▶ [GOAL]: Convert each line of the material below into a JSON array of strings, one string per line, with blank lines omitted. Leave the pictures out of the array.

▶ [RECORDS TO USE]:
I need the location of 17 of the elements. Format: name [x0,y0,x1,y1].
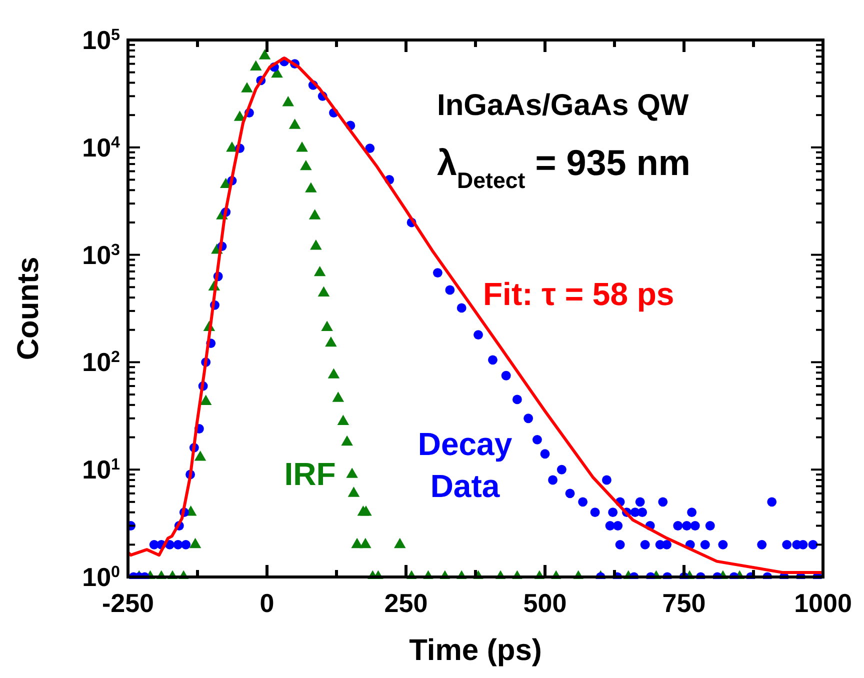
annotation: λ$_{Detect}$ = 935 nm [437,142,690,192]
x-tick-label: 750 [662,588,706,618]
series-label: IRF [284,456,336,492]
x-axis-title: Time (ps) [409,634,542,667]
x-tick-label: 0 [260,588,274,618]
y-tick-label: 10$^{5}$ [82,25,120,55]
x-tick-label: 250 [384,588,428,618]
y-tick-label: 10$^{4}$ [82,132,120,162]
x-tick-label: 500 [523,588,567,618]
series-label: Decay Data [418,426,512,504]
y-tick-label: 10$^{3}$ [82,240,120,270]
x-tick-label: 1000 [794,588,852,618]
annotation: InGaAs/GaAs QW [437,89,690,122]
y-tick-label: 10$^{2}$ [82,347,120,378]
y-axis-title: Counts [12,256,45,360]
series-label: Fit: τ = 58 ps [483,276,674,312]
y-tick-label: 10$^{1}$ [82,454,120,485]
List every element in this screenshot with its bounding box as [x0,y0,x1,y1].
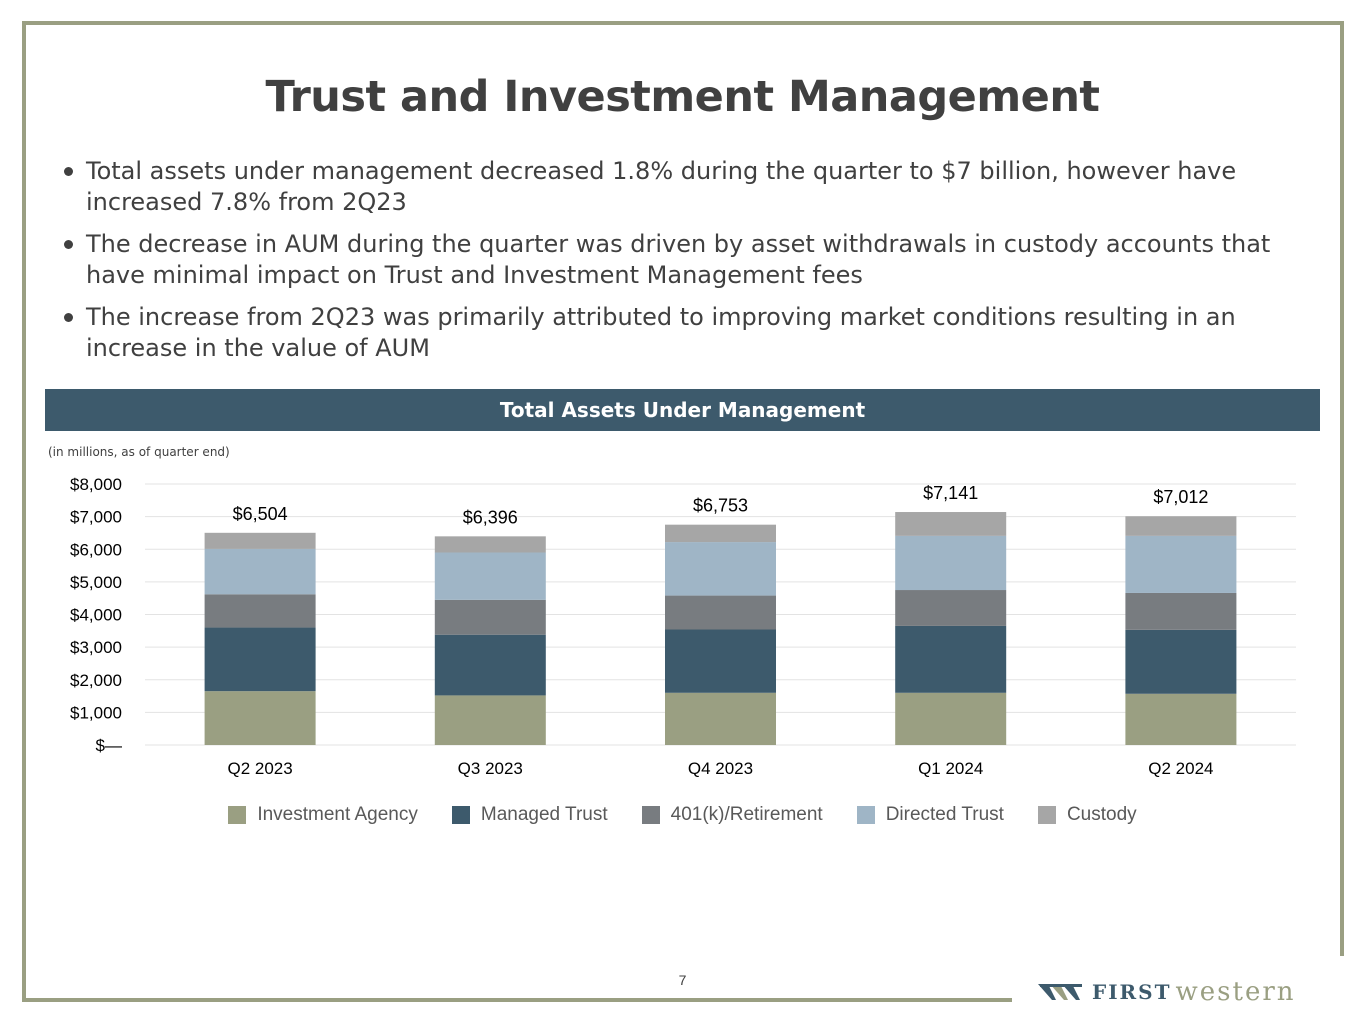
bar-total-label: $7,012 [1153,487,1208,507]
bar-segment [434,599,546,635]
bar-segment [1125,516,1237,536]
bar-segment [895,535,1007,591]
bar-segment [665,542,776,596]
bar-total-label: $6,396 [463,507,518,527]
x-tick-label: Q2 2024 [1148,759,1213,778]
bar-segment [665,524,776,543]
legend-label: Investment Agency [257,804,418,825]
bullet-item: The decrease in AUM during the quarter w… [62,229,1312,291]
bar-segment [204,627,316,692]
bar-segment [895,512,1007,536]
bar-segment [895,692,1007,745]
legend-swatch [451,806,470,824]
legend-swatch [856,806,875,824]
slide-title: Trust and Investment Management [265,72,1100,122]
y-tick-label: $3,000 [70,638,122,657]
frame-left-border [22,21,26,1002]
y-tick-label: $4,000 [70,606,122,625]
logo-text-western: western [1175,977,1296,1007]
y-tick-label: $6,000 [70,540,122,559]
y-tick-label: $2,000 [70,671,122,690]
bullet-list: Total assets under management decreased … [62,156,1312,375]
frame-top-border [22,21,1344,25]
bar-segment [1125,629,1237,694]
legend-item: 401(k)/Retirement [641,804,823,826]
y-tick-label: $1,000 [70,703,122,722]
bar-segment [434,536,546,553]
bullet-item: The increase from 2Q23 was primarily att… [62,302,1312,364]
legend-item: Custody [1037,804,1137,826]
bar-segment [204,594,316,628]
bar-segment [204,548,316,595]
legend-item: Directed Trust [856,804,1004,826]
bar-segment [434,634,546,696]
legend-label: Custody [1066,804,1137,825]
bar-segment [665,595,776,630]
y-tick-label: $8,000 [70,475,122,494]
x-tick-label: Q2 2023 [227,759,292,778]
bar-segment [895,625,1007,693]
x-tick-label: Q3 2023 [458,759,523,778]
bar-total-label: $6,504 [233,504,288,524]
chart-units-note: (in millions, as of quarter end) [48,445,230,459]
bullet-dot-icon [64,240,73,249]
legend-swatch [1037,806,1056,824]
frame-right-border [1340,21,1344,956]
x-tick-label: Q4 2023 [688,759,753,778]
aum-stacked-bar-chart: $— $1,000 $2,000 $3,000 $4,000 $5,000 $6,000 $7… [70,475,1296,778]
bar-segment [434,552,546,600]
logo-mark-icon [1038,984,1082,1000]
x-tick-label: Q1 2024 [918,759,983,778]
legend-item: Managed Trust [451,804,608,826]
y-tick-label: $5,000 [70,573,122,592]
y-tick-label: $7,000 [70,508,122,527]
bar-segment [1125,592,1237,630]
bullet-text: The increase from 2Q23 was primarily att… [86,303,1236,362]
legend-swatch [228,806,247,824]
bullet-text: Total assets under management decreased … [86,157,1237,216]
bar-segment [665,692,776,745]
legend-label: 401(k)/Retirement [670,804,823,825]
chart-legend: Investment Agency Managed Trust 401(k)/Ret… [0,804,1365,826]
frame-bottom-border [22,998,1012,1002]
y-tick-label: $— [96,736,122,755]
legend-label: Directed Trust [885,804,1004,825]
bullet-dot-icon [64,313,73,322]
bar-total-label: $7,141 [923,483,978,503]
legend-swatch [641,806,660,824]
bar-segment [665,629,776,693]
bar-segment [434,695,546,745]
bar-segment [204,532,316,549]
bullet-item: Total assets under management decreased … [62,156,1312,218]
bar-segment [204,691,316,745]
bar-segment [895,590,1007,626]
bullet-dot-icon [64,167,73,176]
bar-segment [1125,535,1237,593]
legend-item: Investment Agency [228,804,418,826]
bar-total-label: $6,753 [693,496,748,516]
page-number: 7 [678,972,687,988]
bullet-text: The decrease in AUM during the quarter w… [86,230,1271,289]
legend-label: Managed Trust [480,804,608,825]
logo-text-first: FIRST [1092,980,1172,1004]
company-logo: FIRST western [1038,977,1296,1007]
bar-segment [1125,693,1237,745]
chart-title-banner: Total Assets Under Management [45,389,1320,431]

▶ [EXERCISE OUTPUT]:
[
  "I need the location of 17 of the elements. Format: name [x0,y0,x1,y1].",
  "annotation: λ$_{Detect}$ = 935 nm [437,142,690,192]",
  "x-tick-label: 750 [662,588,706,618]",
  "series-label: IRF [284,456,336,492]",
  "x-axis-title: Time (ps) [409,634,542,667]",
  "x-tick-label: 0 [260,588,274,618]",
  "y-tick-label: 10$^{5}$ [82,25,120,55]",
  "x-tick-label: 250 [384,588,428,618]",
  "y-tick-label: 10$^{4}$ [82,132,120,162]",
  "x-tick-label: 500 [523,588,567,618]",
  "series-label: Decay Data [418,426,512,504]",
  "y-tick-label: 10$^{3}$ [82,240,120,270]",
  "x-tick-label: 1000 [794,588,852,618]",
  "annotation: InGaAs/GaAs QW [437,89,690,122]",
  "y-tick-label: 10$^{2}$ [82,347,120,378]",
  "y-axis-title: Counts [12,256,45,360]",
  "series-label: Fit: τ = 58 ps [483,276,674,312]",
  "y-tick-label: 10$^{1}$ [82,454,120,485]",
  "List every element in this screenshot with its bounding box as [x0,y0,x1,y1].",
  "bar-total-label: $7,012 [1153,487,1208,507]",
  "bar-segment [434,599,546,635]",
  "bar-segment [1125,516,1237,536]",
  "bar-segment [895,535,1007,591]",
  "bar-segment [665,542,776,596]",
  "bar-total-label: $6,396 [463,507,518,527]",
  "x-tick-label: Q2 2024 [1148,759,1213,778]",
  "bar-segment [665,524,776,543]",
  "legend-label: Investment Agency [257,804,418,825]",
  "bullet-item: The decrease in AUM during the quarter w… [62,229,1312,291]",
  "bar-segment [204,627,316,692]",
  "bar-segment [895,512,1007,536]",
  "bar-segment [895,692,1007,745]",
  "legend-swatch [451,806,470,824]",
  "legend-swatch [856,806,875,824]",
  "slide-title: Trust and Investment Management [265,72,1100,122]",
  "y-tick-label: $3,000 [70,638,122,657]",
  "frame-left-border [22,21,26,1002]",
  "y-tick-label: $4,000 [70,606,122,625]",
  "logo-text-western: western [1175,977,1296,1007]",
  "y-tick-label: $6,000 [70,540,122,559]",
  "y-tick-label: $2,000 [70,671,122,690]",
  "bullet-list: Total assets under management decreased … [62,156,1312,375]",
  "frame-top-border [22,21,1344,25]",
  "bar-segment [1125,629,1237,694]",
  "legend-item: 401(k)/Retirement [641,804,823,826]",
  "y-tick-label: $1,000 [70,703,122,722]",
  "bar-segment [434,536,546,553]",
  "bullet-item: The increase from 2Q23 was primarily att… [62,302,1312,364]",
  "legend-item: Custody [1037,804,1137,826]",
  "bar-segment [204,594,316,628]",
  "bar-segment [204,548,316,595]",
  "legend-item: Directed Trust [856,804,1004,826]",
  "bar-segment [434,634,546,696]",
  "legend-label: Custody [1066,804,1137,825]",
  "bar-segment [665,595,776,630]",
  "y-tick-label: $8,000 [70,475,122,494]",
  "x-tick-label: Q2 2023 [227,759,292,778]",
  "bar-segment [895,625,1007,693]",
  "x-tick-label: Q3 2023 [458,759,523,778]",
  "bar-total-label: $6,504 [233,504,288,524]",
  "chart-units-note: (in millions, as of quarter end) [48,445,230,459]",
  "bullet-dot-icon [64,240,73,249]",
  "legend-swatch [1037,806,1056,824]",
  "frame-right-border [1340,21,1344,956]",
  "x-tick-label: Q4 2023 [688,759,753,778]",
  "aum-stacked-bar-chart: $— $1,000 $2,000 $3,000 $4,000 $5,000 $6,000 $7… [70,475,1296,778]",
  "bar-segment [434,552,546,600]",
  "logo-mark-icon [1038,984,1082,1000]",
  "x-tick-label: Q1 2024 [918,759,983,778]",
  "legend-item: Managed Trust [451,804,608,826]",
  "y-tick-label: $5,000 [70,573,122,592]",
  "y-tick-label: $7,000 [70,508,122,527]",
  "bar-segment [1125,592,1237,630]",
  "bullet-text: The increase from 2Q23 was primarily att… [86,303,1236,362]",
  "legend-swatch [228,806,247,824]",
  "bullet-text: Total assets under management decreased … [86,157,1237,216]",
  "bar-segment [665,692,776,745]",
  "legend-label: 401(k)/Retirement [670,804,823,825]",
  "chart-legend: Investment Agency Managed Trust 401(k)/Ret… [0,804,1365,826]",
  "frame-bottom-border [22,998,1012,1002]",
  "y-tick-label: $— [96,736,122,755]",
  "legend-label: Directed Trust [885,804,1004,825]",
  "bullet-dot-icon [64,313,73,322]",
  "bar-total-label: $7,141 [923,483,978,503]",
  "legend-swatch [641,806,660,824]",
  "bar-segment [665,629,776,693]",
  "bar-segment [434,695,546,745]",
  "bar-segment [204,532,316,549]",
  "bullet-item: Total assets under management decreased … [62,156,1312,218]",
  "bar-segment [204,691,316,745]",
  "bar-segment [895,590,1007,626]",
  "bullet-dot-icon [64,167,73,176]",
  "bar-segment [1125,535,1237,593]",
  "legend-item: Investment Agency [228,804,418,826]",
  "bar-total-label: $6,753 [693,496,748,516]",
  "page-number: 7 [678,972,687,988]",
  "bullet-text: The decrease in AUM during the quarter w… [86,230,1271,289]",
  "legend-label: Managed Trust [480,804,608,825]",
  "logo-text-first: FIRST [1092,980,1172,1004]",
  "company-logo: FIRST western [1038,977,1296,1007]",
  "bar-segment [1125,693,1237,745]",
  "chart-title-banner: Total Assets Under Management [45,389,1320,431]"
]